**OBJECTIVE:** Would you set down every entry shown below, precisely as written?
++++ AVAILABLE RECORDS ++++
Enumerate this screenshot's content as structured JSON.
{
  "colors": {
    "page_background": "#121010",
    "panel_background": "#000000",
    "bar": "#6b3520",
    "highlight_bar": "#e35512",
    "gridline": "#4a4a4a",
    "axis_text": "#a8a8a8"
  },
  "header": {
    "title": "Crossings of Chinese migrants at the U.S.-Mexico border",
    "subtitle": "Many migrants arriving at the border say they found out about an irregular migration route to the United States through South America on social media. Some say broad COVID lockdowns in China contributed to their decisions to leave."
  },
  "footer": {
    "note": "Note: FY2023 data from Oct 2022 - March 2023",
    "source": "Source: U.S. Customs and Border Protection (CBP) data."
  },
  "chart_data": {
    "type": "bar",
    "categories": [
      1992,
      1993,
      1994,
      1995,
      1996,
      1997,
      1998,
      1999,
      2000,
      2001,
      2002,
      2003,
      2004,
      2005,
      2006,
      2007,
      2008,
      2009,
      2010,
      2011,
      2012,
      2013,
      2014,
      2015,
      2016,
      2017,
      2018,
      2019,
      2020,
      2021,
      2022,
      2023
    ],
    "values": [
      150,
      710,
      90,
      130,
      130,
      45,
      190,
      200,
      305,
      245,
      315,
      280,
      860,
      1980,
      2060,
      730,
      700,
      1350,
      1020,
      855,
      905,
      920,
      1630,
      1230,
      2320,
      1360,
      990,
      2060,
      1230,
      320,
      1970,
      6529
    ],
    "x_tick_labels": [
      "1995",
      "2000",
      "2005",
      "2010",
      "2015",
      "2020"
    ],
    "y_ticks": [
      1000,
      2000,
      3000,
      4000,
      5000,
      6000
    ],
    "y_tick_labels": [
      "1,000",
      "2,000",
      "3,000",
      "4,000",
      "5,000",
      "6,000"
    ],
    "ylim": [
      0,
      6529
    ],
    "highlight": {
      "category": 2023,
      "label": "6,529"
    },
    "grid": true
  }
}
++++
**ANSWER IN FULL:**
Enumerate this screenshot's content as structured JSON.
{
  "colors": {
    "page_background": "#121010",
    "panel_background": "#000000",
    "bar": "#6b3520",
    "highlight_bar": "#e35512",
    "gridline": "#4a4a4a",
    "axis_text": "#a8a8a8"
  },
  "header": {
    "title": "Crossings of Chinese migrants at the U.S.-Mexico border",
    "subtitle": "Many migrants arriving at the border say they found out about an irregular migration route to the United States through South America on social media. Some say broad COVID lockdowns in China contributed to their decisions to leave."
  },
  "footer": {
    "note": "Note: FY2023 data from Oct 2022 - March 2023",
    "source": "Source: U.S. Customs and Border Protection (CBP) data."
  },
  "chart_data": {
    "type": "bar",
    "categories": [
      1992,
      1993,
      1994,
      1995,
      1996,
      1997,
      1998,
      1999,
      2000,
      2001,
      2002,
      2003,
      2004,
      2005,
      2006,
      2007,
      2008,
      2009,
      2010,
      2011,
      2012,
      2013,
      2014,
      2015,
      2016,
      2017,
      2018,
      2019,
      2020,
      2021,
      2022,
      2023
    ],
    "values": [
      150,
      710,
      90,
      130,
      130,
      45,
      190,
      200,
      305,
      245,
      315,
      280,
      860,
      1980,
      2060,
      730,
      700,
      1350,
      1020,
      855,
      905,
      920,
      1630,
      1230,
      2320,
      1360,
      990,
      2060,
      1230,
      320,
      1970,
      6529
    ],
    "x_tick_labels": [
      "1995",
      "2000",
      "2005",
      "2010",
      "2015",
      "2020"
    ],
    "y_ticks": [
      1000,
      2000,
      3000,
      4000,
      5000,
      6000
    ],
    "y_tick_labels": [
      "1,000",
      "2,000",
      "3,000",
      "4,000",
      "5,000",
      "6,000"
    ],
    "ylim": [
      0,
      6529
    ],
    "highlight": {
      "category": 2023,
      "label": "6,529"
    },
    "grid": true
  }
}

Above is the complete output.